OBJECTIVE
Repeat all of the records verbatim.

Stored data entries
▬▬▬▬▬▬
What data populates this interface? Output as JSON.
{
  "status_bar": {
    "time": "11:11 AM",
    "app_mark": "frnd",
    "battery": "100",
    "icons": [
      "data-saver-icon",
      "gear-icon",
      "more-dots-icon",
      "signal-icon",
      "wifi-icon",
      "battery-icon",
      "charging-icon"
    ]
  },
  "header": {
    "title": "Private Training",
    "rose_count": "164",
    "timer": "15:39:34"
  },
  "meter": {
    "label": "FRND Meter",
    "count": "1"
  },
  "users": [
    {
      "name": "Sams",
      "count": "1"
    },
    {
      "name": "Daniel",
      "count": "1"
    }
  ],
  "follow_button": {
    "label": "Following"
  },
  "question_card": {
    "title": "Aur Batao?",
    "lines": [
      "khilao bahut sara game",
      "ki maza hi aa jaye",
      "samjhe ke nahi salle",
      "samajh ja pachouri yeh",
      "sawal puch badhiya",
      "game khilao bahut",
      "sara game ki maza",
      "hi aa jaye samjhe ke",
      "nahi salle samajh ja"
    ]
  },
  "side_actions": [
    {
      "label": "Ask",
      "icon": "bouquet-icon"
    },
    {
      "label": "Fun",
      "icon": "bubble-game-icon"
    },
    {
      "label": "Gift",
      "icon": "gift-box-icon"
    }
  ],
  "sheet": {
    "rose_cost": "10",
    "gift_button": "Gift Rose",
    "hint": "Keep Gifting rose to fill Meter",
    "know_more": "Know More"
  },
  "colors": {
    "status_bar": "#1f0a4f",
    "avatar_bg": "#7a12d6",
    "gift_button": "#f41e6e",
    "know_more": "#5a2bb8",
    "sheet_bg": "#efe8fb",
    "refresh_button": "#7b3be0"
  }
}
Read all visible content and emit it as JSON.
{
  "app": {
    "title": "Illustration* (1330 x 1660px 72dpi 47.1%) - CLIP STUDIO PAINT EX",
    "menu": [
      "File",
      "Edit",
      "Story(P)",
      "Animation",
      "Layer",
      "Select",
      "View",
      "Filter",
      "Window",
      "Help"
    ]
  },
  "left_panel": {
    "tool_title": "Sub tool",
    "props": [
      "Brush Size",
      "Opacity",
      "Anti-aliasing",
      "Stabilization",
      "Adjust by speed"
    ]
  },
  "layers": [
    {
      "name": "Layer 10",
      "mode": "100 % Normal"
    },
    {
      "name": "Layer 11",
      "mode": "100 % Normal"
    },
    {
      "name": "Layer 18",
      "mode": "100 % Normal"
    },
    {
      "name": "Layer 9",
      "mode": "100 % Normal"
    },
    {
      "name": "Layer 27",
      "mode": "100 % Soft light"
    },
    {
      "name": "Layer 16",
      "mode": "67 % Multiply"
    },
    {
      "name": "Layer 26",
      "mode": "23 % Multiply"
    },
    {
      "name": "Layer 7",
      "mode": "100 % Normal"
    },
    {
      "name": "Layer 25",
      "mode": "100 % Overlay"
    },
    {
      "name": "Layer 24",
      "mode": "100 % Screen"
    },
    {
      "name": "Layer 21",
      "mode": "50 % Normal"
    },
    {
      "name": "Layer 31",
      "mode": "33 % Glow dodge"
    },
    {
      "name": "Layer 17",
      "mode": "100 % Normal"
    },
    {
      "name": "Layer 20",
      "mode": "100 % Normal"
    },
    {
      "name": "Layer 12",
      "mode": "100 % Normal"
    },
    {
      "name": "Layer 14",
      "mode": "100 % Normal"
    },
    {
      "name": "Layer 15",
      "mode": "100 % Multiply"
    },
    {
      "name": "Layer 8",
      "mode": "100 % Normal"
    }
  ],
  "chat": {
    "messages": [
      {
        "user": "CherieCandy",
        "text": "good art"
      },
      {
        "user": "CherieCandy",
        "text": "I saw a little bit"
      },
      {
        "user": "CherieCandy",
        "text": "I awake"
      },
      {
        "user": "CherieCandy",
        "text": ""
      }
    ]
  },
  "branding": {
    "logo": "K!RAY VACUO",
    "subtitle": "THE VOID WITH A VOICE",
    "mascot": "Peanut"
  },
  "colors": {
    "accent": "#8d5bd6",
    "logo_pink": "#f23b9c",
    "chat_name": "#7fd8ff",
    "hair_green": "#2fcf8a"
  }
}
▬▬▬▬▬▬
REPLY
What data populates this interface? Output as JSON.
{
  "status_bar": {
    "time": "11:11 AM",
    "app_mark": "frnd",
    "battery": "100",
    "icons": [
      "data-saver-icon",
      "gear-icon",
      "more-dots-icon",
      "signal-icon",
      "wifi-icon",
      "battery-icon",
      "charging-icon"
    ]
  },
  "header": {
    "title": "Private Training",
    "rose_count": "164",
    "timer": "15:39:34"
  },
  "meter": {
    "label": "FRND Meter",
    "count": "1"
  },
  "users": [
    {
      "name": "Sams",
      "count": "1"
    },
    {
      "name": "Daniel",
      "count": "1"
    }
  ],
  "follow_button": {
    "label": "Following"
  },
  "question_card": {
    "title": "Aur Batao?",
    "lines": [
      "khilao bahut sara game",
      "ki maza hi aa jaye",
      "samjhe ke nahi salle",
      "samajh ja pachouri yeh",
      "sawal puch badhiya",
      "game khilao bahut",
      "sara game ki maza",
      "hi aa jaye samjhe ke",
      "nahi salle samajh ja"
    ]
  },
  "side_actions": [
    {
      "label": "Ask",
      "icon": "bouquet-icon"
    },
    {
      "label": "Fun",
      "icon": "bubble-game-icon"
    },
    {
      "label": "Gift",
      "icon": "gift-box-icon"
    }
  ],
  "sheet": {
    "rose_cost": "10",
    "gift_button": "Gift Rose",
    "hint": "Keep Gifting rose to fill Meter",
    "know_more": "Know More"
  },
  "colors": {
    "status_bar": "#1f0a4f",
    "avatar_bg": "#7a12d6",
    "gift_button": "#f41e6e",
    "know_more": "#5a2bb8",
    "sheet_bg": "#efe8fb",
    "refresh_button": "#7b3be0"
  }
}
Read all visible content and emit it as JSON.
{
  "app": {
    "title": "Illustration* (1330 x 1660px 72dpi 47.1%) - CLIP STUDIO PAINT EX",
    "menu": [
      "File",
      "Edit",
      "Story(P)",
      "Animation",
      "Layer",
      "Select",
      "View",
      "Filter",
      "Window",
      "Help"
    ]
  },
  "left_panel": {
    "tool_title": "Sub tool",
    "props": [
      "Brush Size",
      "Opacity",
      "Anti-aliasing",
      "Stabilization",
      "Adjust by speed"
    ]
  },
  "layers": [
    {
      "name": "Layer 10",
      "mode": "100 % Normal"
    },
    {
      "name": "Layer 11",
      "mode": "100 % Normal"
    },
    {
      "name": "Layer 18",
      "mode": "100 % Normal"
    },
    {
      "name": "Layer 9",
      "mode": "100 % Normal"
    },
    {
      "name": "Layer 27",
      "mode": "100 % Soft light"
    },
    {
      "name": "Layer 16",
      "mode": "67 % Multiply"
    },
    {
      "name": "Layer 26",
      "mode": "23 % Multiply"
    },
    {
      "name": "Layer 7",
      "mode": "100 % Normal"
    },
    {
      "name": "Layer 25",
      "mode": "100 % Overlay"
    },
    {
      "name": "Layer 24",
      "mode": "100 % Screen"
    },
    {
      "name": "Layer 21",
      "mode": "50 % Normal"
    },
    {
      "name": "Layer 31",
      "mode": "33 % Glow dodge"
    },
    {
      "name": "Layer 17",
      "mode": "100 % Normal"
    },
    {
      "name": "Layer 20",
      "mode": "100 % Normal"
    },
    {
      "name": "Layer 12",
      "mode": "100 % Normal"
    },
    {
      "name": "Layer 14",
      "mode": "100 % Normal"
    },
    {
      "name": "Layer 15",
      "mode": "100 % Multiply"
    },
    {
      "name": "Layer 8",
      "mode": "100 % Normal"
    }
  ],
  "chat": {
    "messages": [
      {
        "user": "CherieCandy",
        "text": "good art"
      },
      {
        "user": "CherieCandy",
        "text": "I saw a little bit"
      },
      {
        "user": "CherieCandy",
        "text": "I awake"
      },
      {
        "user": "CherieCandy",
        "text": ""
      }
    ]
  },
  "branding": {
    "logo": "K!RAY VACUO",
    "subtitle": "THE VOID WITH A VOICE",
    "mascot": "Peanut"
  },
  "colors": {
    "accent": "#8d5bd6",
    "logo_pink": "#f23b9c",
    "chat_name": "#7fd8ff",
    "hair_green": "#2fcf8a"
  }
}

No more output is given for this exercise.